**Problem details:** Write the material out again in full, word for word. Do not include the pictures.

**Supplied material:**

::::::::::

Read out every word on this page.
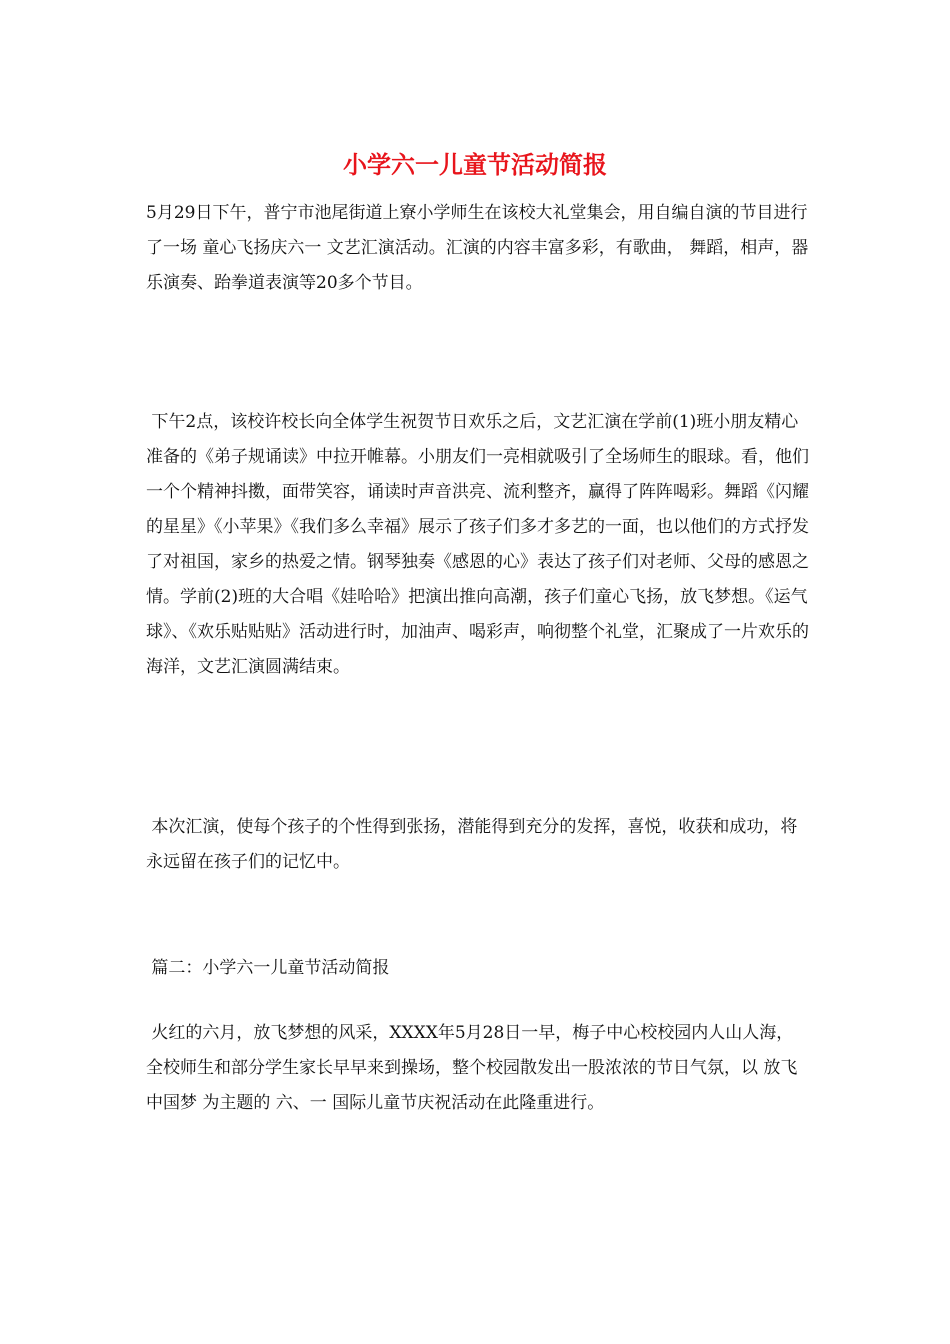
小学六一儿童节活动简报

5月29日下午，普宁市池尾街道上寮小学师生在该校大礼堂集会，用自编自演的节目进行了一场 童心飞扬庆六一 文艺汇演活动。汇演的内容丰富多彩，有歌曲， 舞蹈，相声，器乐演奏、跆拳道表演等20多个节目。

下午2点，该校许校长向全体学生祝贺节日欢乐之后，文艺汇演在学前(1)班小朋友精心准备的《弟子规诵读》中拉开帷幕。小朋友们一亮相就吸引了全场师生的眼球。看，他们一个个精神抖擞，面带笑容，诵读时声音洪亮、流利整齐，赢得了阵阵喝彩。舞蹈《闪耀的星星》《小苹果》《我们多么幸福》展示了孩子们多才多艺的一面，也以他们的方式抒发了对祖国，家乡的热爱之情。钢琴独奏《感恩的心》表达了孩子们对老师、父母的感恩之情。学前(2)班的大合唱《娃哈哈》把演出推向高潮，孩子们童心飞扬，放飞梦想。《运气球》、《欢乐贴贴贴》活动进行时，加油声、喝彩声，响彻整个礼堂，汇聚成了一片欢乐的海洋，文艺汇演圆满结束。

本次汇演，使每个孩子的个性得到张扬，潜能得到充分的发挥，喜悦，收获和成功，将永远留在孩子们的记忆中。

篇二：小学六一儿童节活动简报

火红的六月，放飞梦想的风采，XXXX年5月28日一早，梅子中心校校园内人山人海，全校师生和部分学生家长早早来到操场，整个校园散发出一股浓浓的节日气氛，以 放飞中国梦 为主题的 六、一 国际儿童节庆祝活动在此隆重进行。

::::::::::

**Reply:**
Read out every word on this page.
小学六一儿童节活动简报

5月29日下午，普宁市池尾街道上寮小学师生在该校大礼堂集会，用自编自演的节目进行了一场 童心飞扬庆六一 文艺汇演活动。汇演的内容丰富多彩，有歌曲， 舞蹈，相声，器乐演奏、跆拳道表演等20多个节目。

下午2点，该校许校长向全体学生祝贺节日欢乐之后，文艺汇演在学前(1)班小朋友精心准备的《弟子规诵读》中拉开帷幕。小朋友们一亮相就吸引了全场师生的眼球。看，他们一个个精神抖擞，面带笑容，诵读时声音洪亮、流利整齐，赢得了阵阵喝彩。舞蹈《闪耀的星星》《小苹果》《我们多么幸福》展示了孩子们多才多艺的一面，也以他们的方式抒发了对祖国，家乡的热爱之情。钢琴独奏《感恩的心》表达了孩子们对老师、父母的感恩之情。学前(2)班的大合唱《娃哈哈》把演出推向高潮，孩子们童心飞扬，放飞梦想。《运气球》、《欢乐贴贴贴》活动进行时，加油声、喝彩声，响彻整个礼堂，汇聚成了一片欢乐的海洋，文艺汇演圆满结束。

本次汇演，使每个孩子的个性得到张扬，潜能得到充分的发挥，喜悦，收获和成功，将永远留在孩子们的记忆中。

篇二：小学六一儿童节活动简报

火红的六月，放飞梦想的风采，XXXX年5月28日一早，梅子中心校校园内人山人海，全校师生和部分学生家长早早来到操场，整个校园散发出一股浓浓的节日气氛，以 放飞中国梦 为主题的 六、一 国际儿童节庆祝活动在此隆重进行。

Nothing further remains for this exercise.